Nouveau v379
Mission encre noire

Émission du 23 mai 2023

Mission encre noire Tome 38 Chapitre 410. Daniel Grenier Héroïnes et tombeaux paru en 2023 aux éditions Héliotrope. Alexandra Pearson, originaire du Tennessee, lit le New York Times dans cette ville secondaire brésilienne à l’ouest de Porto Alegre : Uruguaiana. Aujourd’hui journaliste, la jeune femme qui avait cheminé aux côté de Françoise dans le roman précédent de l’auteur, part à la recherche, cent ans plus tard, d’un étrange personnage, Ambrose Bierce, auteur du Dictionnaire du diable. Il serait mort fusillé en 1915 au Mexique et réapparu, bien vivant, à des milliers de kilomètres plus loin. Pour cela, elle devra mettre la main sur un manuscrit inédit. Pendant ce temps, comme l’annonce le journal, une certaine Helen Klaben décède à l’âge de 76 ans. Autrefois, elle a fait la Une du Life magazine, le 12 avril 1963, après avoir survécu 49 jours dans le froid du Yukon suite au crash de leur avion le 3 février 1963. Étrange coïncidence, ce nom, lui semble familier. Il lui remémore un souvenir amer, celui de Françoise, cette fille à qui elle n’a fait que mentir. À l’époque elle se faisait appeler Samantha. Dans ce troisième livre qui se veut un hommage à Ernesto Sabato, l’auteur nous entraîne dans un étrange roman d’aventures dans lequel il explore une fois encore le territoire américain et il s’interroge sur la responsabilité de celui qui raconte les histoires des autres. Sur un air de Carioca, j’accueille, ce soir, à Mission encre noire, Daniel Grenier.

> _Données fournies_:

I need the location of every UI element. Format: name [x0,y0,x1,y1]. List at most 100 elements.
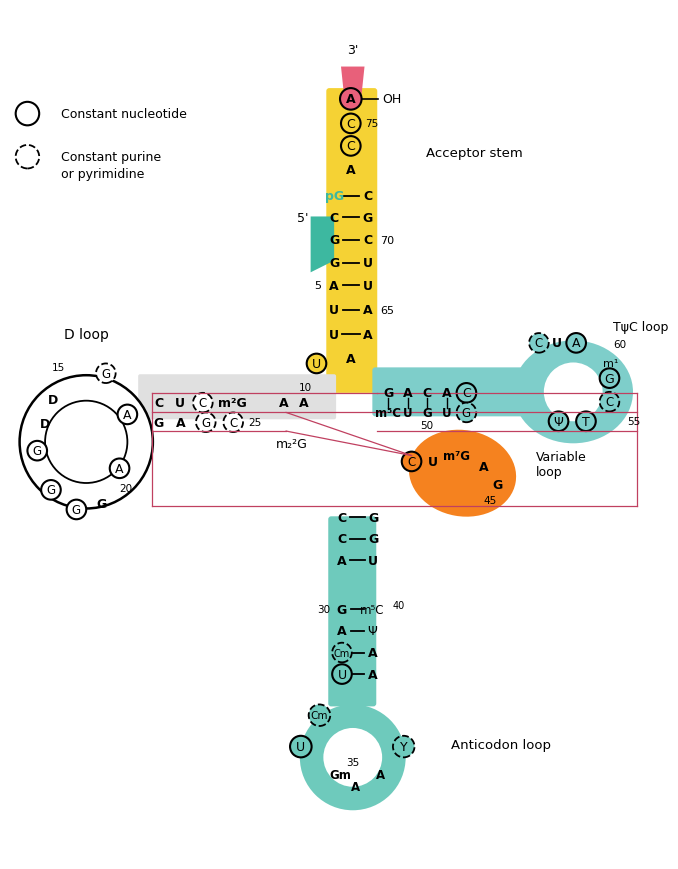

> _Travail à faire_:
(a) D'après le texte retenu, pourquoi Helen Klaben a-t-elle fait la Une du Life magazine le 12 avril 1963 ? Répondez en une ou deux phrases.
(b) Résumez le texte retenu en deux phrases.

> _Corrigé des exercices_:
(a) Helen Klaben a fait la Une du Life magazine parce qu'elle avait survécu 49 jours dans le froid du Yukon après le crash de leur avion, le 3 février 1963.

(b) Dans Héroïnes et tombeaux, paru en 2023 aux éditions Héliotrope, Daniel Grenier met en scène Alexandra Pearson, devenue journaliste, qui part à la recherche d'Ambrose Bierce, auteur du Dictionnaire du diable, et doit pour cela mettre la main sur un manuscrit inédit. Ce troisième livre, hommage à Ernesto Sabato, est un roman d'aventures qui explore le territoire américain et s'interroge sur la responsabilité de celui qui raconte les histoires des autres.